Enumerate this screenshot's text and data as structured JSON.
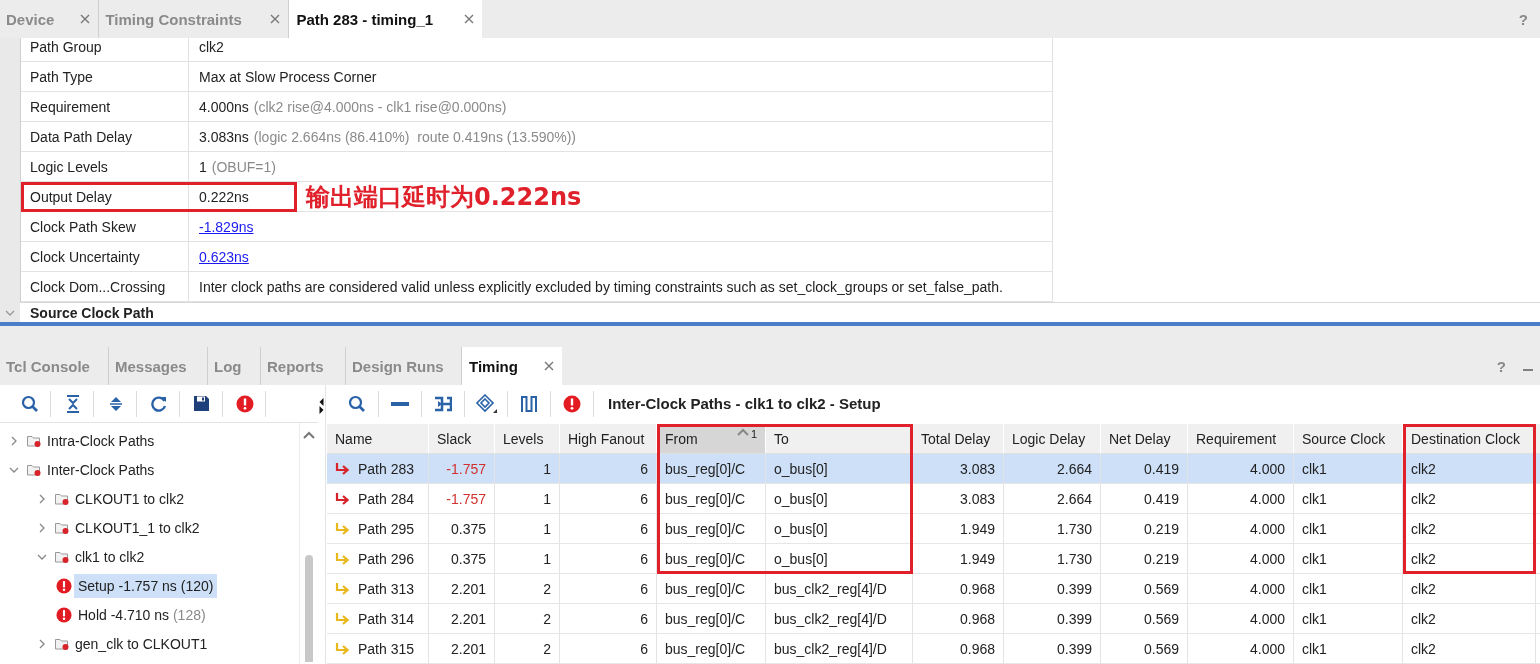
{
  "editor_tabs": [
    {
      "label": "Device",
      "selected": false,
      "closable": true
    },
    {
      "label": "Timing Constraints",
      "selected": false,
      "closable": true
    },
    {
      "label": "Path 283 - timing_1",
      "selected": true,
      "closable": true
    }
  ],
  "editor_help": "?",
  "properties": [
    {
      "label": "Path Group",
      "value": "clk2",
      "kind": "text",
      "highlighted": false
    },
    {
      "label": "Path Type",
      "value": "Max at Slow Process Corner",
      "kind": "text",
      "highlighted": false
    },
    {
      "label": "Requirement",
      "value": "4.000ns",
      "note": "(clk2 rise@4.000ns - clk1 rise@0.000ns)",
      "kind": "text",
      "highlighted": false
    },
    {
      "label": "Data Path Delay",
      "value": "3.083ns",
      "note": "(logic 2.664ns (86.410%)  route 0.419ns (13.590%))",
      "kind": "text",
      "highlighted": false
    },
    {
      "label": "Logic Levels",
      "value": "1",
      "note": "(OBUF=1)",
      "kind": "text",
      "highlighted": false
    },
    {
      "label": "Output Delay",
      "value": "0.222ns",
      "kind": "text",
      "highlighted": true,
      "callout": "输出端口延时为0.222ns"
    },
    {
      "label": "Clock Path Skew",
      "value": "-1.829ns",
      "kind": "link",
      "highlighted": false
    },
    {
      "label": "Clock Uncertainty",
      "value": "0.623ns",
      "kind": "link",
      "highlighted": false
    },
    {
      "label": "Clock Dom...Crossing",
      "value": "Inter clock paths are considered valid unless explicitly excluded by timing constraints such as set_clock_groups or set_false_path.",
      "kind": "text",
      "highlighted": false
    }
  ],
  "section_header": {
    "label": "Source Clock Path",
    "expanded": true
  },
  "bottom_tabs": [
    {
      "label": "Tcl Console",
      "selected": false,
      "closable": false
    },
    {
      "label": "Messages",
      "selected": false,
      "closable": false
    },
    {
      "label": "Log",
      "selected": false,
      "closable": false
    },
    {
      "label": "Reports",
      "selected": false,
      "closable": false
    },
    {
      "label": "Design Runs",
      "selected": false,
      "closable": false
    },
    {
      "label": "Timing",
      "selected": true,
      "closable": true
    }
  ],
  "bottom_help": "?",
  "tree": [
    {
      "label": "Intra-Clock Paths",
      "kind": "folder",
      "expanded": false,
      "selected": false
    },
    {
      "label": "Inter-Clock Paths",
      "kind": "folder",
      "expanded": true,
      "selected": false,
      "children": [
        {
          "label": "CLKOUT1 to clk2",
          "kind": "folder",
          "expanded": false,
          "selected": false
        },
        {
          "label": "CLKOUT1_1 to clk2",
          "kind": "folder",
          "expanded": false,
          "selected": false
        },
        {
          "label": "clk1 to clk2",
          "kind": "folder",
          "expanded": true,
          "selected": false,
          "children": [
            {
              "label": "Setup -1.757 ns",
              "count": "(120)",
              "kind": "error",
              "selected": true
            },
            {
              "label": "Hold -4.710 ns",
              "count": "(128)",
              "kind": "error",
              "selected": false
            }
          ]
        },
        {
          "label": "gen_clk to CLKOUT1",
          "kind": "folder",
          "expanded": false,
          "selected": false
        }
      ]
    }
  ],
  "report": {
    "title": "Inter-Clock Paths - clk1 to clk2 - Setup",
    "columns": [
      {
        "label": "Name",
        "kind": "name",
        "sorted": false,
        "boxed": false
      },
      {
        "label": "Slack",
        "kind": "number",
        "sorted": false,
        "boxed": false
      },
      {
        "label": "Levels",
        "kind": "number",
        "sorted": false,
        "boxed": false
      },
      {
        "label": "High Fanout",
        "kind": "number",
        "sorted": false,
        "boxed": false
      },
      {
        "label": "From",
        "kind": "text",
        "sorted": true,
        "sort_rank": "1",
        "boxed": true
      },
      {
        "label": "To",
        "kind": "text",
        "sorted": false,
        "boxed": true
      },
      {
        "label": "Total Delay",
        "kind": "number",
        "sorted": false,
        "boxed": false
      },
      {
        "label": "Logic Delay",
        "kind": "number",
        "sorted": false,
        "boxed": false
      },
      {
        "label": "Net Delay",
        "kind": "number",
        "sorted": false,
        "boxed": false
      },
      {
        "label": "Requirement",
        "kind": "number",
        "sorted": false,
        "boxed": false
      },
      {
        "label": "Source Clock",
        "kind": "text",
        "sorted": false,
        "boxed": false
      },
      {
        "label": "Destination Clock",
        "kind": "text",
        "sorted": false,
        "boxed": true
      }
    ],
    "rows": [
      {
        "cells": [
          "Path 283",
          "-1.757",
          "1",
          "6",
          "bus_reg[0]/C",
          "o_bus[0]",
          "3.083",
          "2.664",
          "0.419",
          "4.000",
          "clk1",
          "clk2"
        ],
        "selected": true,
        "failing": true,
        "boxed": true
      },
      {
        "cells": [
          "Path 284",
          "-1.757",
          "1",
          "6",
          "bus_reg[0]/C",
          "o_bus[0]",
          "3.083",
          "2.664",
          "0.419",
          "4.000",
          "clk1",
          "clk2"
        ],
        "selected": false,
        "failing": true,
        "boxed": true
      },
      {
        "cells": [
          "Path 295",
          "0.375",
          "1",
          "6",
          "bus_reg[0]/C",
          "o_bus[0]",
          "1.949",
          "1.730",
          "0.219",
          "4.000",
          "clk1",
          "clk2"
        ],
        "selected": false,
        "failing": false,
        "boxed": true
      },
      {
        "cells": [
          "Path 296",
          "0.375",
          "1",
          "6",
          "bus_reg[0]/C",
          "o_bus[0]",
          "1.949",
          "1.730",
          "0.219",
          "4.000",
          "clk1",
          "clk2"
        ],
        "selected": false,
        "failing": false,
        "boxed": true
      },
      {
        "cells": [
          "Path 313",
          "2.201",
          "2",
          "6",
          "bus_reg[0]/C",
          "bus_clk2_reg[4]/D",
          "0.968",
          "0.399",
          "0.569",
          "4.000",
          "clk1",
          "clk2"
        ],
        "selected": false,
        "failing": false,
        "boxed": false
      },
      {
        "cells": [
          "Path 314",
          "2.201",
          "2",
          "6",
          "bus_reg[0]/C",
          "bus_clk2_reg[4]/D",
          "0.968",
          "0.399",
          "0.569",
          "4.000",
          "clk1",
          "clk2"
        ],
        "selected": false,
        "failing": false,
        "boxed": false
      },
      {
        "cells": [
          "Path 315",
          "2.201",
          "2",
          "6",
          "bus_reg[0]/C",
          "bus_clk2_reg[4]/D",
          "0.968",
          "0.399",
          "0.569",
          "4.000",
          "clk1",
          "clk2"
        ],
        "selected": false,
        "failing": false,
        "boxed": false
      }
    ]
  }
}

────────────────────

● **TASK DESCRIPTION**:
Output all of the records exactly as they appear above, but not the pictures.

● **EXERCISE RESULT**:
Enumerate this screenshot's text and data as structured JSON.
{
  "editor_tabs": [
    {
      "label": "Device",
      "selected": false,
      "closable": true
    },
    {
      "label": "Timing Constraints",
      "selected": false,
      "closable": true
    },
    {
      "label": "Path 283 - timing_1",
      "selected": true,
      "closable": true
    }
  ],
  "editor_help": "?",
  "properties": [
    {
      "label": "Path Group",
      "value": "clk2",
      "kind": "text",
      "highlighted": false
    },
    {
      "label": "Path Type",
      "value": "Max at Slow Process Corner",
      "kind": "text",
      "highlighted": false
    },
    {
      "label": "Requirement",
      "value": "4.000ns",
      "note": "(clk2 rise@4.000ns - clk1 rise@0.000ns)",
      "kind": "text",
      "highlighted": false
    },
    {
      "label": "Data Path Delay",
      "value": "3.083ns",
      "note": "(logic 2.664ns (86.410%)  route 0.419ns (13.590%))",
      "kind": "text",
      "highlighted": false
    },
    {
      "label": "Logic Levels",
      "value": "1",
      "note": "(OBUF=1)",
      "kind": "text",
      "highlighted": false
    },
    {
      "label": "Output Delay",
      "value": "0.222ns",
      "kind": "text",
      "highlighted": true,
      "callout": "输出端口延时为0.222ns"
    },
    {
      "label": "Clock Path Skew",
      "value": "-1.829ns",
      "kind": "link",
      "highlighted": false
    },
    {
      "label": "Clock Uncertainty",
      "value": "0.623ns",
      "kind": "link",
      "highlighted": false
    },
    {
      "label": "Clock Dom...Crossing",
      "value": "Inter clock paths are considered valid unless explicitly excluded by timing constraints such as set_clock_groups or set_false_path.",
      "kind": "text",
      "highlighted": false
    }
  ],
  "section_header": {
    "label": "Source Clock Path",
    "expanded": true
  },
  "bottom_tabs": [
    {
      "label": "Tcl Console",
      "selected": false,
      "closable": false
    },
    {
      "label": "Messages",
      "selected": false,
      "closable": false
    },
    {
      "label": "Log",
      "selected": false,
      "closable": false
    },
    {
      "label": "Reports",
      "selected": false,
      "closable": false
    },
    {
      "label": "Design Runs",
      "selected": false,
      "closable": false
    },
    {
      "label": "Timing",
      "selected": true,
      "closable": true
    }
  ],
  "bottom_help": "?",
  "tree": [
    {
      "label": "Intra-Clock Paths",
      "kind": "folder",
      "expanded": false,
      "selected": false
    },
    {
      "label": "Inter-Clock Paths",
      "kind": "folder",
      "expanded": true,
      "selected": false,
      "children": [
        {
          "label": "CLKOUT1 to clk2",
          "kind": "folder",
          "expanded": false,
          "selected": false
        },
        {
          "label": "CLKOUT1_1 to clk2",
          "kind": "folder",
          "expanded": false,
          "selected": false
        },
        {
          "label": "clk1 to clk2",
          "kind": "folder",
          "expanded": true,
          "selected": false,
          "children": [
            {
              "label": "Setup -1.757 ns",
              "count": "(120)",
              "kind": "error",
              "selected": true
            },
            {
              "label": "Hold -4.710 ns",
              "count": "(128)",
              "kind": "error",
              "selected": false
            }
          ]
        },
        {
          "label": "gen_clk to CLKOUT1",
          "kind": "folder",
          "expanded": false,
          "selected": false
        }
      ]
    }
  ],
  "report": {
    "title": "Inter-Clock Paths - clk1 to clk2 - Setup",
    "columns": [
      {
        "label": "Name",
        "kind": "name",
        "sorted": false,
        "boxed": false
      },
      {
        "label": "Slack",
        "kind": "number",
        "sorted": false,
        "boxed": false
      },
      {
        "label": "Levels",
        "kind": "number",
        "sorted": false,
        "boxed": false
      },
      {
        "label": "High Fanout",
        "kind": "number",
        "sorted": false,
        "boxed": false
      },
      {
        "label": "From",
        "kind": "text",
        "sorted": true,
        "sort_rank": "1",
        "boxed": true
      },
      {
        "label": "To",
        "kind": "text",
        "sorted": false,
        "boxed": true
      },
      {
        "label": "Total Delay",
        "kind": "number",
        "sorted": false,
        "boxed": false
      },
      {
        "label": "Logic Delay",
        "kind": "number",
        "sorted": false,
        "boxed": false
      },
      {
        "label": "Net Delay",
        "kind": "number",
        "sorted": false,
        "boxed": false
      },
      {
        "label": "Requirement",
        "kind": "number",
        "sorted": false,
        "boxed": false
      },
      {
        "label": "Source Clock",
        "kind": "text",
        "sorted": false,
        "boxed": false
      },
      {
        "label": "Destination Clock",
        "kind": "text",
        "sorted": false,
        "boxed": true
      }
    ],
    "rows": [
      {
        "cells": [
          "Path 283",
          "-1.757",
          "1",
          "6",
          "bus_reg[0]/C",
          "o_bus[0]",
          "3.083",
          "2.664",
          "0.419",
          "4.000",
          "clk1",
          "clk2"
        ],
        "selected": true,
        "failing": true,
        "boxed": true
      },
      {
        "cells": [
          "Path 284",
          "-1.757",
          "1",
          "6",
          "bus_reg[0]/C",
          "o_bus[0]",
          "3.083",
          "2.664",
          "0.419",
          "4.000",
          "clk1",
          "clk2"
        ],
        "selected": false,
        "failing": true,
        "boxed": true
      },
      {
        "cells": [
          "Path 295",
          "0.375",
          "1",
          "6",
          "bus_reg[0]/C",
          "o_bus[0]",
          "1.949",
          "1.730",
          "0.219",
          "4.000",
          "clk1",
          "clk2"
        ],
        "selected": false,
        "failing": false,
        "boxed": true
      },
      {
        "cells": [
          "Path 296",
          "0.375",
          "1",
          "6",
          "bus_reg[0]/C",
          "o_bus[0]",
          "1.949",
          "1.730",
          "0.219",
          "4.000",
          "clk1",
          "clk2"
        ],
        "selected": false,
        "failing": false,
        "boxed": true
      },
      {
        "cells": [
          "Path 313",
          "2.201",
          "2",
          "6",
          "bus_reg[0]/C",
          "bus_clk2_reg[4]/D",
          "0.968",
          "0.399",
          "0.569",
          "4.000",
          "clk1",
          "clk2"
        ],
        "selected": false,
        "failing": false,
        "boxed": false
      },
      {
        "cells": [
          "Path 314",
          "2.201",
          "2",
          "6",
          "bus_reg[0]/C",
          "bus_clk2_reg[4]/D",
          "0.968",
          "0.399",
          "0.569",
          "4.000",
          "clk1",
          "clk2"
        ],
        "selected": false,
        "failing": false,
        "boxed": false
      },
      {
        "cells": [
          "Path 315",
          "2.201",
          "2",
          "6",
          "bus_reg[0]/C",
          "bus_clk2_reg[4]/D",
          "0.968",
          "0.399",
          "0.569",
          "4.000",
          "clk1",
          "clk2"
        ],
        "selected": false,
        "failing": false,
        "boxed": false
      }
    ]
  }
}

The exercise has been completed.